===== Entries shown
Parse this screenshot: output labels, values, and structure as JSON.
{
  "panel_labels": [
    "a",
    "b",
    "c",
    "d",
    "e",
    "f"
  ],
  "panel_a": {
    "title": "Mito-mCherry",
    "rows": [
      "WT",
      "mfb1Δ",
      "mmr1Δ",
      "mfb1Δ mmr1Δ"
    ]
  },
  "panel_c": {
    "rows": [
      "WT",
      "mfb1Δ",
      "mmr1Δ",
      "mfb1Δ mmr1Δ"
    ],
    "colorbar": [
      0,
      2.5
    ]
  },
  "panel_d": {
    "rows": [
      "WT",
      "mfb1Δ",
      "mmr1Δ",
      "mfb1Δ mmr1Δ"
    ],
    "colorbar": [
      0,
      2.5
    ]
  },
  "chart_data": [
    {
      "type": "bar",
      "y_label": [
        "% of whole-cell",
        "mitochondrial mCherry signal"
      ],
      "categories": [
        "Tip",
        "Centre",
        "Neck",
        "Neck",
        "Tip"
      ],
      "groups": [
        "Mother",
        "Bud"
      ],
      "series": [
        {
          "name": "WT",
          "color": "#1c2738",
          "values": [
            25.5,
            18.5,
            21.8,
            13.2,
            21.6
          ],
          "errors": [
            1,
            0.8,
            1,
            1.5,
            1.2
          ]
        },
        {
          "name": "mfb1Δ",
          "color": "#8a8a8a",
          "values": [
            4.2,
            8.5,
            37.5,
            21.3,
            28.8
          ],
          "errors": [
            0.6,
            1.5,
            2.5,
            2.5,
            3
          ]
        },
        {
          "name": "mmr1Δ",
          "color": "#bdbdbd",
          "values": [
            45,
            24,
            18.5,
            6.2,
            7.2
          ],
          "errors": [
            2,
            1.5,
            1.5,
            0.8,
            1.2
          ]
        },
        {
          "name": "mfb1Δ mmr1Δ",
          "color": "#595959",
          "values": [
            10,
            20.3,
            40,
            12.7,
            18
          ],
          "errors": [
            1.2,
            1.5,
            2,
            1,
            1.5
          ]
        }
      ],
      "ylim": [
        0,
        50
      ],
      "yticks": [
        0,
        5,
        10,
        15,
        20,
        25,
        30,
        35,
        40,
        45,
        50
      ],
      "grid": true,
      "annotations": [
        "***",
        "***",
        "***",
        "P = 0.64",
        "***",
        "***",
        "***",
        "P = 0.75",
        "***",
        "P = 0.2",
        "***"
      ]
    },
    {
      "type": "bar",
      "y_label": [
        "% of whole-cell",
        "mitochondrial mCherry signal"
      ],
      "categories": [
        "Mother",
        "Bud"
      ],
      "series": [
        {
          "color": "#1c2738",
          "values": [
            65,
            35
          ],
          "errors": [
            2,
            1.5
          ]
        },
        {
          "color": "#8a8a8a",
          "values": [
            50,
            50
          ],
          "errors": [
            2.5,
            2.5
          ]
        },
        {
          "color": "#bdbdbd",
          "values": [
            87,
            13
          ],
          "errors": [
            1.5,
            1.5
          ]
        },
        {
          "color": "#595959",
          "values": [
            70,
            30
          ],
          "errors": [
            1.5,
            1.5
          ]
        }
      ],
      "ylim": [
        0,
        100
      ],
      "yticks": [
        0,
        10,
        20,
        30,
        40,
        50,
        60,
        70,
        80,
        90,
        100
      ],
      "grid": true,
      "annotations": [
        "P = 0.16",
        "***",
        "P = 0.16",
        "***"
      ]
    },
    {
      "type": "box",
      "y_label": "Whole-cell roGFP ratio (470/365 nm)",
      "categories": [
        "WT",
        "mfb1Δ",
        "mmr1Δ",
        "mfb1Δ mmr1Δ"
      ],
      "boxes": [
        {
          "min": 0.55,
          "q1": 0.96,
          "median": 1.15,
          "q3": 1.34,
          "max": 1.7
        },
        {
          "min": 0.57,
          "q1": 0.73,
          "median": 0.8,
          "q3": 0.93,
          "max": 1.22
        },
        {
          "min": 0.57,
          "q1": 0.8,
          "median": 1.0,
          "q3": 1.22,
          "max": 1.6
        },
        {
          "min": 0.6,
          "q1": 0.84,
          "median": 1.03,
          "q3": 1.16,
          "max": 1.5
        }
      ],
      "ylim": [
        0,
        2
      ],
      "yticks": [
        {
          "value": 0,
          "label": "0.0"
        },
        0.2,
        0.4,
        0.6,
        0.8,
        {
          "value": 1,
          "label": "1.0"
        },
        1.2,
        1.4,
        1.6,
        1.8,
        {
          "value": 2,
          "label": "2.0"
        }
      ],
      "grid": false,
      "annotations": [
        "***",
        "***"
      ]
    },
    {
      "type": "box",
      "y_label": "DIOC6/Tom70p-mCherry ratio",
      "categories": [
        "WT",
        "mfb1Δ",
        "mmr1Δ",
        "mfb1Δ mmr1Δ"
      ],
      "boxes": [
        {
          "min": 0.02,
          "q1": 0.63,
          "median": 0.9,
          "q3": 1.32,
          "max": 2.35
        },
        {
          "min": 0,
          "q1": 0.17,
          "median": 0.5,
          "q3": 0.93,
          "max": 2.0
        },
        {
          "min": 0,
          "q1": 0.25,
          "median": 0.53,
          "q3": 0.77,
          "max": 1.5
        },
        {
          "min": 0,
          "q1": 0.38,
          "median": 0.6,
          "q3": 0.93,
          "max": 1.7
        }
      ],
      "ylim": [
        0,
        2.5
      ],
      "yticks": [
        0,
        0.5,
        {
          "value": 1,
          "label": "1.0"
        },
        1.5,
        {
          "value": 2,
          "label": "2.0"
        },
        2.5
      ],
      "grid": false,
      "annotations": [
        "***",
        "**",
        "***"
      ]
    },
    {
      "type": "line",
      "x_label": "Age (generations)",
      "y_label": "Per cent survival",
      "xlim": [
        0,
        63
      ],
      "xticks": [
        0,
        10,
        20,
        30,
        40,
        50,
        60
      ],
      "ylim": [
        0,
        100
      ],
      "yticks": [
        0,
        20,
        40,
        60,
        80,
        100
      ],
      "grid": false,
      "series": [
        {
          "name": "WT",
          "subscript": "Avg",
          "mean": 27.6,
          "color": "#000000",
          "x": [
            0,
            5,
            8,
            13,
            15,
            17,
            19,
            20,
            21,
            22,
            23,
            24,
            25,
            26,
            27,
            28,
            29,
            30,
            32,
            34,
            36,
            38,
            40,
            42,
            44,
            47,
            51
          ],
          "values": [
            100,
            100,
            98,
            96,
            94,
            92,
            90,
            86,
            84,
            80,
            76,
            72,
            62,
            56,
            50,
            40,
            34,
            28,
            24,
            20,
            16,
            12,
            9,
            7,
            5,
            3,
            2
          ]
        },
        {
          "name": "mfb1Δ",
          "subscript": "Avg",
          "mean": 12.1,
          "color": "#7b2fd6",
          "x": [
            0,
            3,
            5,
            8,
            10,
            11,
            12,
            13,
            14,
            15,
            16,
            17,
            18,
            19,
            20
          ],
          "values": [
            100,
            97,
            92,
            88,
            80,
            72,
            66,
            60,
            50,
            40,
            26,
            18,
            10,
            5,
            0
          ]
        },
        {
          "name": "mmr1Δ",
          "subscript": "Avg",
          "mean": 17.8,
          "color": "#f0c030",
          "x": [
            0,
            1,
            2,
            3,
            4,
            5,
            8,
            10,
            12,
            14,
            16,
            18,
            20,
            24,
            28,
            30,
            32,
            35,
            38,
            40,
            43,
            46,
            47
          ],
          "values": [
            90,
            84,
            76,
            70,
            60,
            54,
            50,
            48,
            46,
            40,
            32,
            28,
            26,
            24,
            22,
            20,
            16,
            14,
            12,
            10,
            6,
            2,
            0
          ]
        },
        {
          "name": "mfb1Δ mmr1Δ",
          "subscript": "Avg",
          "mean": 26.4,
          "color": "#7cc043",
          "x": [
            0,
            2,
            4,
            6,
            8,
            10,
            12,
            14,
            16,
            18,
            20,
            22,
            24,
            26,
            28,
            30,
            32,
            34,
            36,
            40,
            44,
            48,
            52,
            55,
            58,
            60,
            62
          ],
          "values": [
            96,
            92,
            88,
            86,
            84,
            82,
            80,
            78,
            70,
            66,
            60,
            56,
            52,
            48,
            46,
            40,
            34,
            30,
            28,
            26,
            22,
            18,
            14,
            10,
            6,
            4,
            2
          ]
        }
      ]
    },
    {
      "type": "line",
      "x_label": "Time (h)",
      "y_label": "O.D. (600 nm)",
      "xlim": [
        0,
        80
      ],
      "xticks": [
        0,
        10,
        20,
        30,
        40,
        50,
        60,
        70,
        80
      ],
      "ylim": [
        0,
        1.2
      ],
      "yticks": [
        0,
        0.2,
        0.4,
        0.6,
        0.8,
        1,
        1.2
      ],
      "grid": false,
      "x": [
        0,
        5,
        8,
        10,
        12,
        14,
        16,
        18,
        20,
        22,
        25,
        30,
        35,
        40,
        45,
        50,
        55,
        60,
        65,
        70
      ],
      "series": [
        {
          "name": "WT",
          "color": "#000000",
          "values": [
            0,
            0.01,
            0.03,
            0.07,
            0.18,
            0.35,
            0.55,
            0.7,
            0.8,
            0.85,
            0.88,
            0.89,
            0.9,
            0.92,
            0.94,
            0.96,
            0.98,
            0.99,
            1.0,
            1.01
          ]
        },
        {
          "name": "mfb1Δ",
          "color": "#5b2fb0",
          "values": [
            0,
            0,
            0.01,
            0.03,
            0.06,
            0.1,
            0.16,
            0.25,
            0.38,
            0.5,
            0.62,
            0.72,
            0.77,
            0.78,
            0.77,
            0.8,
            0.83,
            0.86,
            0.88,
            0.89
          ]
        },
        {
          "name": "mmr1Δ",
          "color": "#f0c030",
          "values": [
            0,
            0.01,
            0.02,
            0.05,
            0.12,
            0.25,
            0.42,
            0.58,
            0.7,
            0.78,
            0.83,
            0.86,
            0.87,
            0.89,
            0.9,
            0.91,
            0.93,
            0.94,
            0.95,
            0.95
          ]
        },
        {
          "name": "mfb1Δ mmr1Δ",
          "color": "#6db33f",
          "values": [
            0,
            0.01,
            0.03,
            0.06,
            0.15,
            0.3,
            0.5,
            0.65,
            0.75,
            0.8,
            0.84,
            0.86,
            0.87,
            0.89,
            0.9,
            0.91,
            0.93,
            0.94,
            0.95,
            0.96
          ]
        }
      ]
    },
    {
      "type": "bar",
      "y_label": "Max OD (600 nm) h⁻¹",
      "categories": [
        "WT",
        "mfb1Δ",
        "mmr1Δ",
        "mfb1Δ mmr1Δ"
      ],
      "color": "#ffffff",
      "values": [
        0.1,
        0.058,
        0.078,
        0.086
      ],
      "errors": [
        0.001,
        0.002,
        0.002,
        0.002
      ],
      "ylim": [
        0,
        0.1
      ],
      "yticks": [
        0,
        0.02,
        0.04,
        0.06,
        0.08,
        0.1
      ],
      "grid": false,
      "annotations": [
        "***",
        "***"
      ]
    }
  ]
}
==========
▶ [What the task asks]
Go through the listing above and return every line where the word "mCherry" occurs.

▶ [Result]
    "title": "Mito-mCherry",
        "mitochondrial mCherry signal"
        "mitochondrial mCherry signal"
      "y_label": "DIOC6/Tom70p-mCherry ratio",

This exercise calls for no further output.